▶ _TASK DETAILS_
Lift out each line of the data that holds "Investing".

Records that describe figures
━━━━━━
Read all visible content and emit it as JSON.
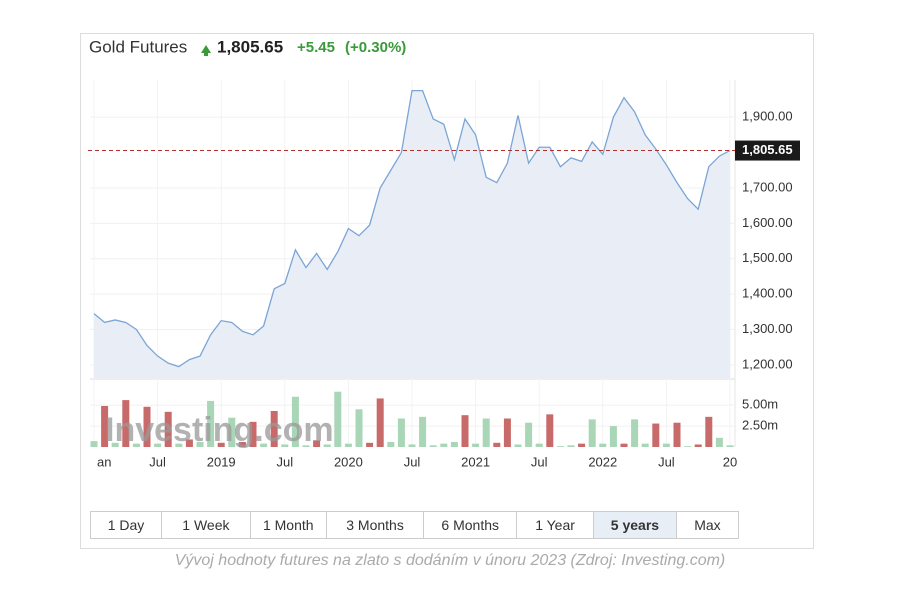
{
  "chart_data": [
    {
      "type": "line",
      "title": "Gold Futures",
      "change": "+5.45",
      "change_pct": "(+0.30%)",
      "current": {
        "value": 1805.65,
        "label": "1,805.65"
      },
      "color": "#7ba5d6",
      "fill": "#e9eef6",
      "grid": true,
      "categories": [
        "an",
        null,
        null,
        null,
        null,
        null,
        "Jul",
        null,
        null,
        null,
        null,
        null,
        "2019",
        null,
        null,
        null,
        null,
        null,
        "Jul",
        null,
        null,
        null,
        null,
        null,
        "2020",
        null,
        null,
        null,
        null,
        null,
        "Jul",
        null,
        null,
        null,
        null,
        null,
        "2021",
        null,
        null,
        null,
        null,
        null,
        "Jul",
        null,
        null,
        null,
        null,
        null,
        "2022",
        null,
        null,
        null,
        null,
        null,
        "Jul",
        null,
        null,
        null,
        null,
        null,
        "20"
      ],
      "values": [
        1345,
        1320,
        1327,
        1320,
        1300,
        1255,
        1225,
        1205,
        1195,
        1215,
        1225,
        1285,
        1325,
        1320,
        1295,
        1285,
        1310,
        1415,
        1430,
        1525,
        1475,
        1515,
        1470,
        1520,
        1585,
        1565,
        1595,
        1700,
        1750,
        1800,
        1975,
        1975,
        1895,
        1880,
        1780,
        1895,
        1850,
        1730,
        1715,
        1770,
        1905,
        1770,
        1815,
        1815,
        1760,
        1785,
        1775,
        1830,
        1795,
        1900,
        1955,
        1915,
        1850,
        1810,
        1765,
        1715,
        1670,
        1640,
        1760,
        1790,
        1805.65
      ],
      "ylim": [
        1163,
        2005
      ],
      "yticks": [
        {
          "value": 1200,
          "label": "1,200.00"
        },
        {
          "value": 1300,
          "label": "1,300.00"
        },
        {
          "value": 1400,
          "label": "1,400.00"
        },
        {
          "value": 1500,
          "label": "1,500.00"
        },
        {
          "value": 1600,
          "label": "1,600.00"
        },
        {
          "value": 1700,
          "label": "1,700.00"
        },
        {
          "value": 1900,
          "label": "1,900.00"
        }
      ]
    },
    {
      "type": "bar",
      "values": [
        0.7,
        4.9,
        0.5,
        5.6,
        0.4,
        4.8,
        0.4,
        4.2,
        0.4,
        0.9,
        0.6,
        5.5,
        0.5,
        3.5,
        0.6,
        3.0,
        0.4,
        4.3,
        0.3,
        6.0,
        0.2,
        0.8,
        0.3,
        6.6,
        0.4,
        4.5,
        0.5,
        5.8,
        0.6,
        3.4,
        0.3,
        3.6,
        0.2,
        0.4,
        0.6,
        3.8,
        0.4,
        3.4,
        0.5,
        3.4,
        0.3,
        2.9,
        0.4,
        3.9,
        0.1,
        0.2,
        0.4,
        3.3,
        0.4,
        2.5,
        0.4,
        3.3,
        0.4,
        2.8,
        0.4,
        2.9,
        0.1,
        0.3,
        3.6,
        1.1,
        0.2
      ],
      "colors": [
        "#a9d6b6",
        "#c96a6a",
        "#a9d6b6",
        "#c96a6a",
        "#a9d6b6",
        "#c96a6a",
        "#a9d6b6",
        "#c96a6a",
        "#a9d6b6",
        "#c96a6a",
        "#a9d6b6",
        "#a9d6b6",
        "#c96a6a",
        "#a9d6b6",
        "#c96a6a",
        "#c96a6a",
        "#a9d6b6",
        "#c96a6a",
        "#a9d6b6",
        "#a9d6b6",
        "#a9d6b6",
        "#c96a6a",
        "#a9d6b6",
        "#a9d6b6",
        "#a9d6b6",
        "#a9d6b6",
        "#c96a6a",
        "#c96a6a",
        "#a9d6b6",
        "#a9d6b6",
        "#a9d6b6",
        "#a9d6b6",
        "#a9d6b6",
        "#a9d6b6",
        "#a9d6b6",
        "#c96a6a",
        "#a9d6b6",
        "#a9d6b6",
        "#c96a6a",
        "#c96a6a",
        "#a9d6b6",
        "#a9d6b6",
        "#a9d6b6",
        "#c96a6a",
        "#a9d6b6",
        "#a9d6b6",
        "#c96a6a",
        "#a9d6b6",
        "#a9d6b6",
        "#a9d6b6",
        "#c96a6a",
        "#a9d6b6",
        "#a9d6b6",
        "#c96a6a",
        "#a9d6b6",
        "#c96a6a",
        "#a9d6b6",
        "#c96a6a",
        "#c96a6a",
        "#a9d6b6",
        "#a9d6b6"
      ],
      "ylim": [
        0,
        8
      ],
      "yticks": [
        {
          "value": 2.5,
          "label": "2.50m"
        },
        {
          "value": 5,
          "label": "5.00m"
        }
      ]
    }
  ],
  "watermark": "Investing.com",
  "buttons": [
    "1 Day",
    "1 Week",
    "1 Month",
    "3 Months",
    "6 Months",
    "1 Year",
    "5 years",
    "Max"
  ],
  "active_button": 6,
  "caption": "Vývoj hodnoty futures na zlato s dodáním v únoru 2023 (Zdroj: Investing.com)"
}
━━━━━━
▶ _TASK RESPONSE_
  "watermark": "Investing.com",
  "caption": "Vývoj hodnoty futures na zlato s dodáním v únoru 2023 (Zdroj: Investing.com)"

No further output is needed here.